The records below must be duplicated exactly, character for character.

——

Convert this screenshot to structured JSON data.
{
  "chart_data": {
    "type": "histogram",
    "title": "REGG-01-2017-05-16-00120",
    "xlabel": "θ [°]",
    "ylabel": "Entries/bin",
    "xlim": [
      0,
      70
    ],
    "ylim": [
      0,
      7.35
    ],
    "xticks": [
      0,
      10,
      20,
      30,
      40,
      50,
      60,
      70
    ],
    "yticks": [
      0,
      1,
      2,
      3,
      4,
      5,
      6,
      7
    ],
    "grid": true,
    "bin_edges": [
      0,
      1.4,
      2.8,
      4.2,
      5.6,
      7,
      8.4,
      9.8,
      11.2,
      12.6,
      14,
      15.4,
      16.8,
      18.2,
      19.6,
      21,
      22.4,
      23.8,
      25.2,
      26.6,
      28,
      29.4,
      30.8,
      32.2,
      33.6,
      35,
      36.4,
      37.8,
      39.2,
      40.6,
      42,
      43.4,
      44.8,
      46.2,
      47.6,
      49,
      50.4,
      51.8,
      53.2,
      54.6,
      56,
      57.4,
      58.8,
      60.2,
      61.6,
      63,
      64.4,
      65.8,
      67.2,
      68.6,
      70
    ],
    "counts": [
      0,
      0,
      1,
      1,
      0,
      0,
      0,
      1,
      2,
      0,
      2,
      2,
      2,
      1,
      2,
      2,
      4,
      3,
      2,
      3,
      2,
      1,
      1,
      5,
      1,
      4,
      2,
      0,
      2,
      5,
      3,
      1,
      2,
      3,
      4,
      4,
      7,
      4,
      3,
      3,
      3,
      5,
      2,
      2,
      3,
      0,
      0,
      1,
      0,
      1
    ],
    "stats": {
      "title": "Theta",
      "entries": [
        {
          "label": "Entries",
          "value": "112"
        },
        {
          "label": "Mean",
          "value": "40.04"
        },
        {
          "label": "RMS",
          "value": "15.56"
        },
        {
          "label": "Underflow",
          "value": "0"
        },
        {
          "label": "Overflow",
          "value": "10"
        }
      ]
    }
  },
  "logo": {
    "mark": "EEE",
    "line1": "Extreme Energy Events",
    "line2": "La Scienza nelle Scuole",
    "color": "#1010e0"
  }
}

——

### REPLY
Convert this screenshot to structured JSON data.
{
  "chart_data": {
    "type": "histogram",
    "title": "REGG-01-2017-05-16-00120",
    "xlabel": "θ [°]",
    "ylabel": "Entries/bin",
    "xlim": [
      0,
      70
    ],
    "ylim": [
      0,
      7.35
    ],
    "xticks": [
      0,
      10,
      20,
      30,
      40,
      50,
      60,
      70
    ],
    "yticks": [
      0,
      1,
      2,
      3,
      4,
      5,
      6,
      7
    ],
    "grid": true,
    "bin_edges": [
      0,
      1.4,
      2.8,
      4.2,
      5.6,
      7,
      8.4,
      9.8,
      11.2,
      12.6,
      14,
      15.4,
      16.8,
      18.2,
      19.6,
      21,
      22.4,
      23.8,
      25.2,
      26.6,
      28,
      29.4,
      30.8,
      32.2,
      33.6,
      35,
      36.4,
      37.8,
      39.2,
      40.6,
      42,
      43.4,
      44.8,
      46.2,
      47.6,
      49,
      50.4,
      51.8,
      53.2,
      54.6,
      56,
      57.4,
      58.8,
      60.2,
      61.6,
      63,
      64.4,
      65.8,
      67.2,
      68.6,
      70
    ],
    "counts": [
      0,
      0,
      1,
      1,
      0,
      0,
      0,
      1,
      2,
      0,
      2,
      2,
      2,
      1,
      2,
      2,
      4,
      3,
      2,
      3,
      2,
      1,
      1,
      5,
      1,
      4,
      2,
      0,
      2,
      5,
      3,
      1,
      2,
      3,
      4,
      4,
      7,
      4,
      3,
      3,
      3,
      5,
      2,
      2,
      3,
      0,
      0,
      1,
      0,
      1
    ],
    "stats": {
      "title": "Theta",
      "entries": [
        {
          "label": "Entries",
          "value": "112"
        },
        {
          "label": "Mean",
          "value": "40.04"
        },
        {
          "label": "RMS",
          "value": "15.56"
        },
        {
          "label": "Underflow",
          "value": "0"
        },
        {
          "label": "Overflow",
          "value": "10"
        }
      ]
    }
  },
  "logo": {
    "mark": "EEE",
    "line1": "Extreme Energy Events",
    "line2": "La Scienza nelle Scuole",
    "color": "#1010e0"
  }
}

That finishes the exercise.